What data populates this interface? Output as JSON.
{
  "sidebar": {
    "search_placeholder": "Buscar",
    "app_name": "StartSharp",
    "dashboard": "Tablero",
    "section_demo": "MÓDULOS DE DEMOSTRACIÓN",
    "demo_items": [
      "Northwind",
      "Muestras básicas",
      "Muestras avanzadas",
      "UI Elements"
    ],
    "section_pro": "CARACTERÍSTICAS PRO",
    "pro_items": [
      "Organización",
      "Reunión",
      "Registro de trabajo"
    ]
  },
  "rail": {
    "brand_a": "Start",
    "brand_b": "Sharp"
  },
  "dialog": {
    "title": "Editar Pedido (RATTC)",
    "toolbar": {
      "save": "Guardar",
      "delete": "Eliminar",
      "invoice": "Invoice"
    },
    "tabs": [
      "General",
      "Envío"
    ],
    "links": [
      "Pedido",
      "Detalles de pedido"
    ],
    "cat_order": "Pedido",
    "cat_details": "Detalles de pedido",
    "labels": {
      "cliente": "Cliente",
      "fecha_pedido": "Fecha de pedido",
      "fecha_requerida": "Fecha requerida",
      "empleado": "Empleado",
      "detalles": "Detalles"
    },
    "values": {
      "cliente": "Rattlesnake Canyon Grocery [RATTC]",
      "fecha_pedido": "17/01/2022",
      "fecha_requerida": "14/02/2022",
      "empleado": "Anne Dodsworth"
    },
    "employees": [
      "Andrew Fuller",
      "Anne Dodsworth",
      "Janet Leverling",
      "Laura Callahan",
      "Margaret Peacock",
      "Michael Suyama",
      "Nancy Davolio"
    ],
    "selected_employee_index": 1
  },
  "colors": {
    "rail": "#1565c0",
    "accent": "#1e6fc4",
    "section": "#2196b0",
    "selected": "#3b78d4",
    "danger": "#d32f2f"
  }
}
◆ ◆ ◆ ◆
▶ [INSTRUCTION]
Return all of the data word for word.

▶ [ANSWER FOR THE TASK]
What data populates this interface? Output as JSON.
{
  "sidebar": {
    "search_placeholder": "Buscar",
    "app_name": "StartSharp",
    "dashboard": "Tablero",
    "section_demo": "MÓDULOS DE DEMOSTRACIÓN",
    "demo_items": [
      "Northwind",
      "Muestras básicas",
      "Muestras avanzadas",
      "UI Elements"
    ],
    "section_pro": "CARACTERÍSTICAS PRO",
    "pro_items": [
      "Organización",
      "Reunión",
      "Registro de trabajo"
    ]
  },
  "rail": {
    "brand_a": "Start",
    "brand_b": "Sharp"
  },
  "dialog": {
    "title": "Editar Pedido (RATTC)",
    "toolbar": {
      "save": "Guardar",
      "delete": "Eliminar",
      "invoice": "Invoice"
    },
    "tabs": [
      "General",
      "Envío"
    ],
    "links": [
      "Pedido",
      "Detalles de pedido"
    ],
    "cat_order": "Pedido",
    "cat_details": "Detalles de pedido",
    "labels": {
      "cliente": "Cliente",
      "fecha_pedido": "Fecha de pedido",
      "fecha_requerida": "Fecha requerida",
      "empleado": "Empleado",
      "detalles": "Detalles"
    },
    "values": {
      "cliente": "Rattlesnake Canyon Grocery [RATTC]",
      "fecha_pedido": "17/01/2022",
      "fecha_requerida": "14/02/2022",
      "empleado": "Anne Dodsworth"
    },
    "employees": [
      "Andrew Fuller",
      "Anne Dodsworth",
      "Janet Leverling",
      "Laura Callahan",
      "Margaret Peacock",
      "Michael Suyama",
      "Nancy Davolio"
    ],
    "selected_employee_index": 1
  },
  "colors": {
    "rail": "#1565c0",
    "accent": "#1e6fc4",
    "section": "#2196b0",
    "selected": "#3b78d4",
    "danger": "#d32f2f"
  }
}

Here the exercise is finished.